>> begin The records
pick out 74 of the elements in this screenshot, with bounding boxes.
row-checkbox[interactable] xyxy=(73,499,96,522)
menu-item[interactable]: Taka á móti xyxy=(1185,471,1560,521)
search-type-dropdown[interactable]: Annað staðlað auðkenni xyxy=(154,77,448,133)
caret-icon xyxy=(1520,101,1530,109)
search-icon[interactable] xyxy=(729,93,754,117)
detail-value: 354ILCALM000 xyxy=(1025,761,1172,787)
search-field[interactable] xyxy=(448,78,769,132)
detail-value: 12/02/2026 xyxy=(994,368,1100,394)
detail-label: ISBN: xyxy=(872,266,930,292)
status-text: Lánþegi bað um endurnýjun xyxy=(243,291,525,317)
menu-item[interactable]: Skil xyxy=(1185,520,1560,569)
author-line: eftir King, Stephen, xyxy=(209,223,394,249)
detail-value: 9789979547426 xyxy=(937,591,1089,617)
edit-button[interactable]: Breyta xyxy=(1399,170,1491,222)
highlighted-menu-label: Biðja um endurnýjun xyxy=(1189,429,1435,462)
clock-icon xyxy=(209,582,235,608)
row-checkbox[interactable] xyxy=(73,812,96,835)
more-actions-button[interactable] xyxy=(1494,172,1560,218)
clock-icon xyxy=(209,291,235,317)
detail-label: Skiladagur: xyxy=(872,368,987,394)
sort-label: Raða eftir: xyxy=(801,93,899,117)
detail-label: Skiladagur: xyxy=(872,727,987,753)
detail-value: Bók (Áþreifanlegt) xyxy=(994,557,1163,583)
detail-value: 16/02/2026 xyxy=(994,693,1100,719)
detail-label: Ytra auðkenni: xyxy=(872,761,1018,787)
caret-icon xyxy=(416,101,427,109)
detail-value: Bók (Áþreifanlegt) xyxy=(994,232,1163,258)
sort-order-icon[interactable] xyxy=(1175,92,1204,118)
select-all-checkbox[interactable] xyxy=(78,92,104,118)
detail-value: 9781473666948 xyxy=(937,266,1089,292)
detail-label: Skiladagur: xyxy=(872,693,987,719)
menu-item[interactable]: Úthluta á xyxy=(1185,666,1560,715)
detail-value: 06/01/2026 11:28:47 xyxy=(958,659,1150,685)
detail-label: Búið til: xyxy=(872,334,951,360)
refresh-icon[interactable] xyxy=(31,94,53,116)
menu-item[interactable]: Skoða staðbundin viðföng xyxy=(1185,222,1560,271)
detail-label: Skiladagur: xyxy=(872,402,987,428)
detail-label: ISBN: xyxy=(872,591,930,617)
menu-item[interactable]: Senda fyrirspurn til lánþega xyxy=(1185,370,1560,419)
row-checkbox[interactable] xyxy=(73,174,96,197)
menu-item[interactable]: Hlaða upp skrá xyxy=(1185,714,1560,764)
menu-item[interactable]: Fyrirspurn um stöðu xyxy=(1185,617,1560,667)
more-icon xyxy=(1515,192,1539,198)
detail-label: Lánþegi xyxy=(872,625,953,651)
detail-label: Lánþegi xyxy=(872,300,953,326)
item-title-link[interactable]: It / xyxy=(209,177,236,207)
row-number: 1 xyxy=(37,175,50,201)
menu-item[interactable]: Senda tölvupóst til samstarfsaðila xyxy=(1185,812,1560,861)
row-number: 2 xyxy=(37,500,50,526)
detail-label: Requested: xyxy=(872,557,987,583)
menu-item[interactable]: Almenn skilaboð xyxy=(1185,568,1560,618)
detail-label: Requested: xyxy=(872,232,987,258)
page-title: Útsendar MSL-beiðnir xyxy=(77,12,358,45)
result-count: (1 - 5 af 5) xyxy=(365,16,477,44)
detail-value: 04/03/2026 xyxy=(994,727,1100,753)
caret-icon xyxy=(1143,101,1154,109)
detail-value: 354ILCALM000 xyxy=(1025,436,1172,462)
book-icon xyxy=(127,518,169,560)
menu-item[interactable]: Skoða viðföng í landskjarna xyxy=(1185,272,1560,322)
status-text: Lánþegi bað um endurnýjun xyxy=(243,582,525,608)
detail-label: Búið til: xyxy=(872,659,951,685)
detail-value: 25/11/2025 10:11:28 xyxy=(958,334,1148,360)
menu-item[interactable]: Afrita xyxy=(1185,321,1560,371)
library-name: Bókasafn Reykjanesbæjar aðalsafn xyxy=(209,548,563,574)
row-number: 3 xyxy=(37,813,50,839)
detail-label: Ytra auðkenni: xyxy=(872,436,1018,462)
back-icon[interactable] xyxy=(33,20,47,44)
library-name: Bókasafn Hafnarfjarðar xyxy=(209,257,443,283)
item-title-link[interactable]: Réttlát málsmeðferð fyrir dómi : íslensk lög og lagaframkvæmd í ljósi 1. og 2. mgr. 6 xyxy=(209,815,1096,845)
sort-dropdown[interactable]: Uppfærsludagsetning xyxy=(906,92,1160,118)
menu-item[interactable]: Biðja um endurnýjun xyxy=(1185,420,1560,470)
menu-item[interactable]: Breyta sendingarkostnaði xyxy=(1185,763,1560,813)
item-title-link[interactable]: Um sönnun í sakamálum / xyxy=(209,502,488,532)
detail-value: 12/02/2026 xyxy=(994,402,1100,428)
>> end The records
Count the lines in the items above that contain the string "viðföng". Reply with the number alone.

Result
2